Exercise brief: From the listing below, return each line that includes "launch".

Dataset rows

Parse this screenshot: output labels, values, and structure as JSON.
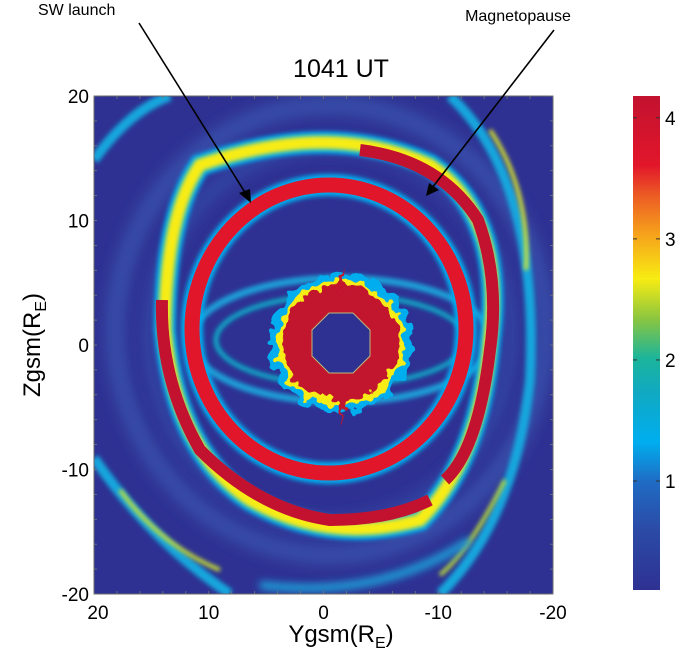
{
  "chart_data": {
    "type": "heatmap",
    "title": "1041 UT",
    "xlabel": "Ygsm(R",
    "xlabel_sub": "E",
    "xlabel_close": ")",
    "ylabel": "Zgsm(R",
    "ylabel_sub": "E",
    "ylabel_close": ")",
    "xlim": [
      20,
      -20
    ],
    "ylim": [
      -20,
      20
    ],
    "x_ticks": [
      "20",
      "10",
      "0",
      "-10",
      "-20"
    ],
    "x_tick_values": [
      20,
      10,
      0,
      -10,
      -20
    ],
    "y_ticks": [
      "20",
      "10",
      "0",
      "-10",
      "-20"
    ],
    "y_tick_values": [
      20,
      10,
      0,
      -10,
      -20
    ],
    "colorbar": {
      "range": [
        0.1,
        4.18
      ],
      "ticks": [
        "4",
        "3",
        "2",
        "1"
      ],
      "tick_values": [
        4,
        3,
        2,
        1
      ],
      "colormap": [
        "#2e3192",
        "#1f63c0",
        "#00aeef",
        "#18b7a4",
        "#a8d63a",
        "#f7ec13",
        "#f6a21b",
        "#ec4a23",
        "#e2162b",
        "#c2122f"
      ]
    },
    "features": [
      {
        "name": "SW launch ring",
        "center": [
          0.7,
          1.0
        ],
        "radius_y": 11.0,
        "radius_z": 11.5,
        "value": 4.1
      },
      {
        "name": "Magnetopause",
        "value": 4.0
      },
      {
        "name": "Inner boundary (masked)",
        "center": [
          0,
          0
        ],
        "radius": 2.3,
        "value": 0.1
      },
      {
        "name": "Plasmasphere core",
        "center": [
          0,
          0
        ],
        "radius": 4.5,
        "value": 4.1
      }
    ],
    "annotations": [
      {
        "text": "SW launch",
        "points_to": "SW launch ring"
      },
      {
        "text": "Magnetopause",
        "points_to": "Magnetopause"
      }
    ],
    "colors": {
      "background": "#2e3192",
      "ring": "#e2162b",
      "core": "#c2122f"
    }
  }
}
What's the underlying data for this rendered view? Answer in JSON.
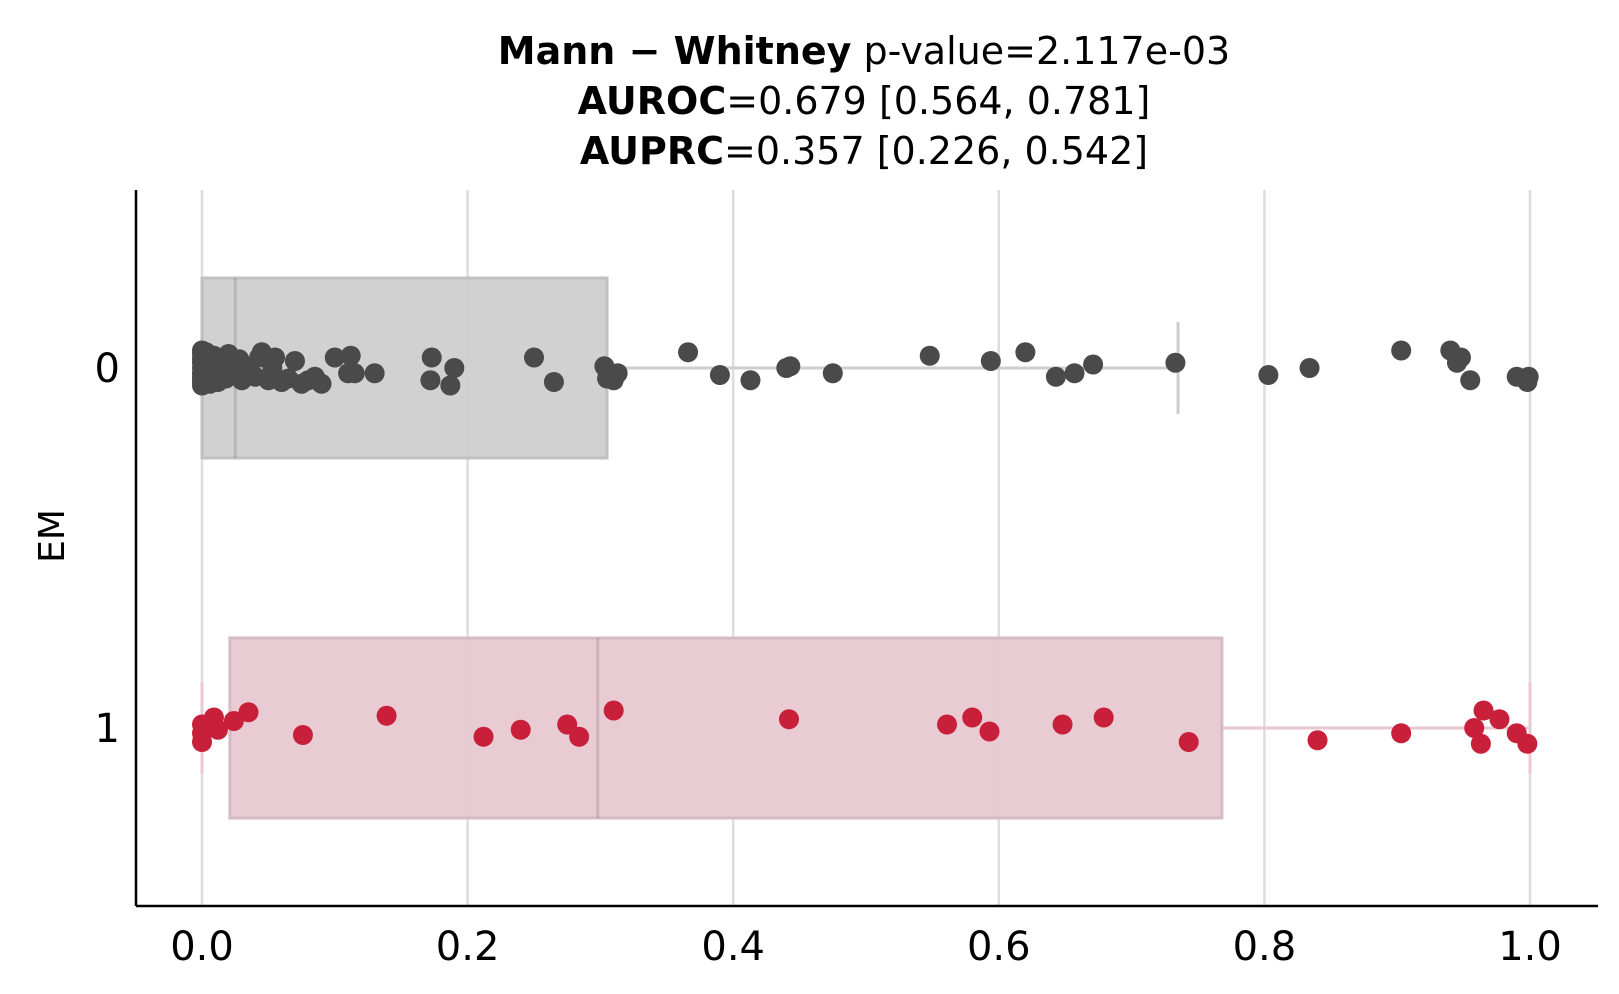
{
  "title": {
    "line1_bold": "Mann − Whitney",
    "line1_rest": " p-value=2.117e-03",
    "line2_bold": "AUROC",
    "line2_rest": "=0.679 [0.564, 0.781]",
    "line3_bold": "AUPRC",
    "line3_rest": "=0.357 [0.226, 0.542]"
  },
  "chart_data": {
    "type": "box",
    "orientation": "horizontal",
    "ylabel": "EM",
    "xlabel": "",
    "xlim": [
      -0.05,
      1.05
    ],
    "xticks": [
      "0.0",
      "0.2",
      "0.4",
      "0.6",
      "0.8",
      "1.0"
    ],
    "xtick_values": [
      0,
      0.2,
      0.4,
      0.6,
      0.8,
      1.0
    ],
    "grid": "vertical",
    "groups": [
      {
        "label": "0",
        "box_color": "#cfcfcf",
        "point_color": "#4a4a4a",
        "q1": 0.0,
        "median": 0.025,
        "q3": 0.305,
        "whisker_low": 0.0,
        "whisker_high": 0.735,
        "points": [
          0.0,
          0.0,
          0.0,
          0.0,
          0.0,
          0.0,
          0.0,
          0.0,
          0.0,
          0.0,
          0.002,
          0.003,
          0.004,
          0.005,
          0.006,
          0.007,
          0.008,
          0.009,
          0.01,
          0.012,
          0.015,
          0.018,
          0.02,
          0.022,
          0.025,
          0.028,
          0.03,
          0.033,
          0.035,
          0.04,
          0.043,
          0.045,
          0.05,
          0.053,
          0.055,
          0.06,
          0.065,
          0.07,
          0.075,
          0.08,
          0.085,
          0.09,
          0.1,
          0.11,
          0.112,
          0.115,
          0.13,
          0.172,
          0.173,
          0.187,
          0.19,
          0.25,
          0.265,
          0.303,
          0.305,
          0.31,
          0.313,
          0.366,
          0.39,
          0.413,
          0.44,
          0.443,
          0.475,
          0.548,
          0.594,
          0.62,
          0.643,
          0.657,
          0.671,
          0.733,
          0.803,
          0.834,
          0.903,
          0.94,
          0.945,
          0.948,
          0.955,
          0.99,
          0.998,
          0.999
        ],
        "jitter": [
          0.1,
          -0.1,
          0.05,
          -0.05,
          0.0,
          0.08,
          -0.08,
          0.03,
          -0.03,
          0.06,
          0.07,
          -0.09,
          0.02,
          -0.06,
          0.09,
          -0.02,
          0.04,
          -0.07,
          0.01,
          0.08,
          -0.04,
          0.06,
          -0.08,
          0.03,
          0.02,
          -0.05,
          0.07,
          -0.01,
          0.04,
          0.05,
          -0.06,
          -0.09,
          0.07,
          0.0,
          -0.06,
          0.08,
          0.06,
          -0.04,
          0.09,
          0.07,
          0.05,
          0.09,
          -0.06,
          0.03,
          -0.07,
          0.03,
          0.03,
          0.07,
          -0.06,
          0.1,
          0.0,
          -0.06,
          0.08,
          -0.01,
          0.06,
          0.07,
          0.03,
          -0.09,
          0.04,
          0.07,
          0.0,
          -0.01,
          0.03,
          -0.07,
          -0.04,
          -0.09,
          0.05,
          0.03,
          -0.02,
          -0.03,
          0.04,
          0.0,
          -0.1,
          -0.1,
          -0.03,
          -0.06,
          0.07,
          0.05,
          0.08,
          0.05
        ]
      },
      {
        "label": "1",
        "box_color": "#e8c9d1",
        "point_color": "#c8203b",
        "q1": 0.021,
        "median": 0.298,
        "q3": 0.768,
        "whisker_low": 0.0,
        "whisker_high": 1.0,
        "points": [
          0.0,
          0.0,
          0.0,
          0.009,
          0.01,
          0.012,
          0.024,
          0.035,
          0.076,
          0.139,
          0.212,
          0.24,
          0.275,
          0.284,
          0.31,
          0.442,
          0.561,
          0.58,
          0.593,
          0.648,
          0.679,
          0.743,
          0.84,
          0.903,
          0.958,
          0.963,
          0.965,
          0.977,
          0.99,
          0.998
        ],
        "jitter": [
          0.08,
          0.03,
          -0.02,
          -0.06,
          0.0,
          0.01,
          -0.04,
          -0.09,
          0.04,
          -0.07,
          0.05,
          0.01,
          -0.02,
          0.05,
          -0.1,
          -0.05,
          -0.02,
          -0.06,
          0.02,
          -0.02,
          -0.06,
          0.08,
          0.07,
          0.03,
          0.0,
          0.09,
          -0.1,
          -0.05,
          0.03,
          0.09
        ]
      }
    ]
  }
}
---
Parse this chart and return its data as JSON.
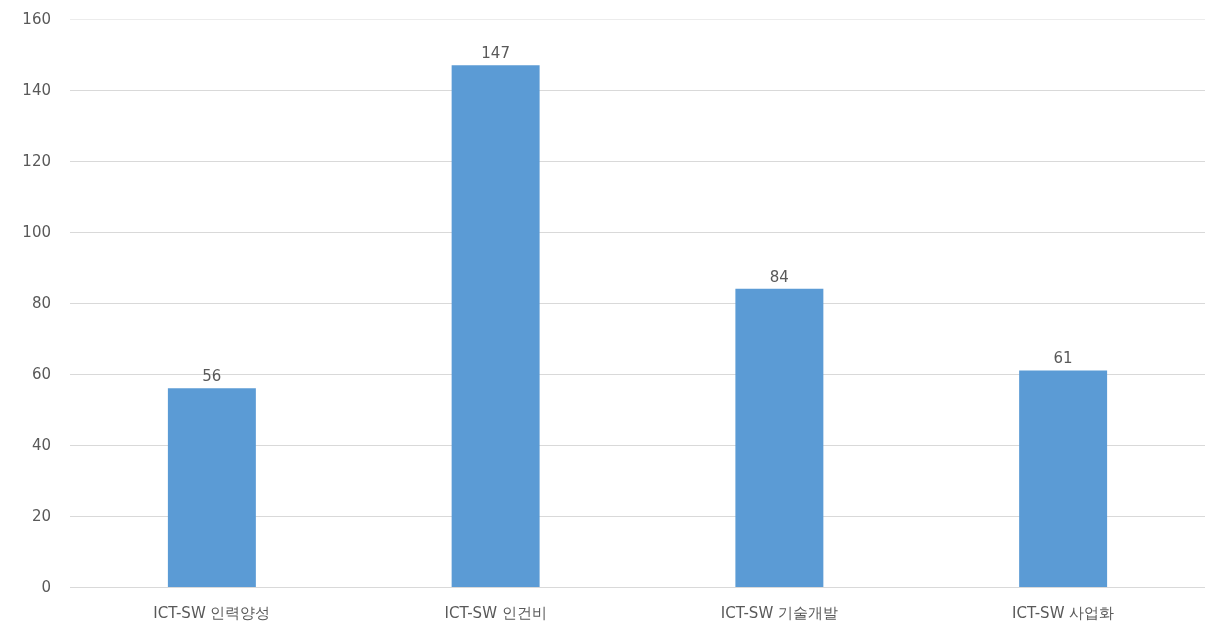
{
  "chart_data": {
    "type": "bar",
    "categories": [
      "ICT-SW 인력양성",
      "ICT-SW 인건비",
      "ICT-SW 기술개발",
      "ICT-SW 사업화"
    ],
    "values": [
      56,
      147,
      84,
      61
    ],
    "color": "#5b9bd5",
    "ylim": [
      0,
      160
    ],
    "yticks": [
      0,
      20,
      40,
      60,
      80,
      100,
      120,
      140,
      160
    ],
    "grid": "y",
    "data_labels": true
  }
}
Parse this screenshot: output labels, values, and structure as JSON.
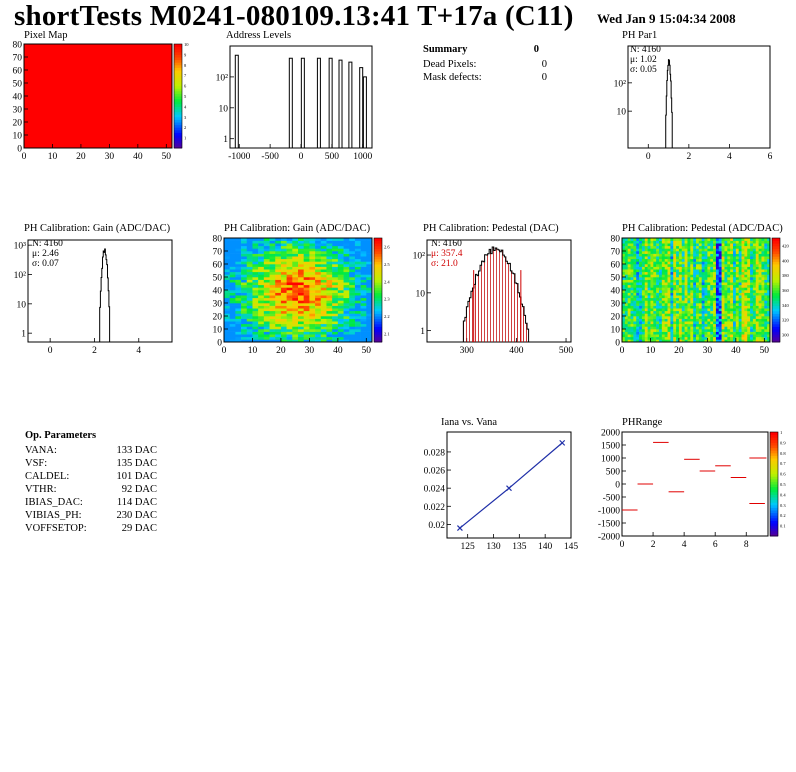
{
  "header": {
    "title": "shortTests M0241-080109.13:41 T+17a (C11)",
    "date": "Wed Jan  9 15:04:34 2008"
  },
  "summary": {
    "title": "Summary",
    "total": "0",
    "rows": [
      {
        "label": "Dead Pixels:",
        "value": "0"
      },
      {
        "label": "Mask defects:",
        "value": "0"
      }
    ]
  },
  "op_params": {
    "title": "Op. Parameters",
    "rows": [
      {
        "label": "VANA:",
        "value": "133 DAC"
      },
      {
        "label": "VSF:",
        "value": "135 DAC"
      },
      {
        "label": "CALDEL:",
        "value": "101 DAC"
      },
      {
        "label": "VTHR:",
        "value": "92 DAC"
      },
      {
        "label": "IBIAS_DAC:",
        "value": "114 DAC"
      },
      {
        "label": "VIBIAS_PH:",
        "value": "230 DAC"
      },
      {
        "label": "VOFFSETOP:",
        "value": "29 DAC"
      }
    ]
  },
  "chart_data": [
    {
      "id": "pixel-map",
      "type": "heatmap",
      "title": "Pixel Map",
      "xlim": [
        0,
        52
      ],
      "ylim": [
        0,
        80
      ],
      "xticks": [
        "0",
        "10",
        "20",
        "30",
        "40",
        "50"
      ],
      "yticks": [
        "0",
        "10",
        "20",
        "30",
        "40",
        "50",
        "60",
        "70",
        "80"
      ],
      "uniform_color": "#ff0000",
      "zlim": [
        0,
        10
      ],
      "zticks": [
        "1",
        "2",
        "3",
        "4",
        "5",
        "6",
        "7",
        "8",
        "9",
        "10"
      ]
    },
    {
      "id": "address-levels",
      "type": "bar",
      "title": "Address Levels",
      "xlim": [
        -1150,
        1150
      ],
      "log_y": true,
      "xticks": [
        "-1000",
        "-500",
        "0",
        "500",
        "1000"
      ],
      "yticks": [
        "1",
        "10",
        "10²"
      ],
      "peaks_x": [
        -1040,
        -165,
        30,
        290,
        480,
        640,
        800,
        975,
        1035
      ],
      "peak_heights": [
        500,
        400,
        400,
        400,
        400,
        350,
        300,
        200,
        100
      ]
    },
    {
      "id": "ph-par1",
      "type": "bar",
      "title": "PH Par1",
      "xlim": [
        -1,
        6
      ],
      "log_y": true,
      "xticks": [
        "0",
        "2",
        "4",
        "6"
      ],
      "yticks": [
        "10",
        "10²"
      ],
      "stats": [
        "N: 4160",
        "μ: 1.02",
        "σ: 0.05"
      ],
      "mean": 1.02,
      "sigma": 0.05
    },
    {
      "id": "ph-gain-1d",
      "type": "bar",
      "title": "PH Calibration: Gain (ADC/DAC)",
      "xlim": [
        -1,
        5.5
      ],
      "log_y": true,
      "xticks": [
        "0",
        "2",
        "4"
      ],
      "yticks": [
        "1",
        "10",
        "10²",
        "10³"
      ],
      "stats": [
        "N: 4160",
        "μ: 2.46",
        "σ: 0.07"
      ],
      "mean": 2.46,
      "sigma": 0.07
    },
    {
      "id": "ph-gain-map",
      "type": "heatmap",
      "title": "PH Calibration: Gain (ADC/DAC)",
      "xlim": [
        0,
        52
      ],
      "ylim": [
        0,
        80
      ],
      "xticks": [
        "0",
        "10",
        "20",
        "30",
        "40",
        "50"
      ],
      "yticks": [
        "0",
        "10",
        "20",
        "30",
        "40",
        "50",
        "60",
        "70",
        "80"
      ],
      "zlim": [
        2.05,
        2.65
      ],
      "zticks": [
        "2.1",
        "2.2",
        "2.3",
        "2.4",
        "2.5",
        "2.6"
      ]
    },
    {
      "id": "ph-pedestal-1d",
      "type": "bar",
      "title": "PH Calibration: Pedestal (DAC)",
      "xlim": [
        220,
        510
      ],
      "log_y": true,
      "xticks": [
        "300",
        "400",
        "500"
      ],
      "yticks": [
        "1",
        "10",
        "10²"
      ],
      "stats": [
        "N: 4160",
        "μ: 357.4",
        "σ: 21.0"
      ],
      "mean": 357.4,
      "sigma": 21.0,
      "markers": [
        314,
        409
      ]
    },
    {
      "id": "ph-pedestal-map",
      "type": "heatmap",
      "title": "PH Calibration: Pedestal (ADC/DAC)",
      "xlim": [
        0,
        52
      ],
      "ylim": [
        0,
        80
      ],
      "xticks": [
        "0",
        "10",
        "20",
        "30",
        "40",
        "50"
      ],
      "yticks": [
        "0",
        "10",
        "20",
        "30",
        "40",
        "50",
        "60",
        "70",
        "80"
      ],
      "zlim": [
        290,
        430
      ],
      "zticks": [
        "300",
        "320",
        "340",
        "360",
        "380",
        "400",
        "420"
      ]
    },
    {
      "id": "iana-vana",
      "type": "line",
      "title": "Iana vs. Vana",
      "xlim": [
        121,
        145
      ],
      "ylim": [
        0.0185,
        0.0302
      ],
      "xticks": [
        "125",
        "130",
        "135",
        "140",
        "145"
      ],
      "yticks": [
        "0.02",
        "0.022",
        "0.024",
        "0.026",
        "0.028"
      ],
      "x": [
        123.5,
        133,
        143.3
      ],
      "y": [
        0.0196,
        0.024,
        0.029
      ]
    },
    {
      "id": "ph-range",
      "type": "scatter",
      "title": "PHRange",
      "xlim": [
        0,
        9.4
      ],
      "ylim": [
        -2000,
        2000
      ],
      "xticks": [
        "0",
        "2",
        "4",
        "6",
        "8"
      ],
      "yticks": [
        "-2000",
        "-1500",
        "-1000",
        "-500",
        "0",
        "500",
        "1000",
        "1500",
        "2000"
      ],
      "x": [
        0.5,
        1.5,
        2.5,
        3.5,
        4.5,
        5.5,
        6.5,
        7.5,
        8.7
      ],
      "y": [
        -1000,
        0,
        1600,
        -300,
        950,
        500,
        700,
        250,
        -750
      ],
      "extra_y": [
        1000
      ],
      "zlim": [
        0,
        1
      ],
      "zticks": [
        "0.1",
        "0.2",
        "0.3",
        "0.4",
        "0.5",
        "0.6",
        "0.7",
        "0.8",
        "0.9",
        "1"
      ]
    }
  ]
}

Complete response:
        "name": "SW launch ring",
        "text": "SW launch",
        "points_to": "SW launch ring"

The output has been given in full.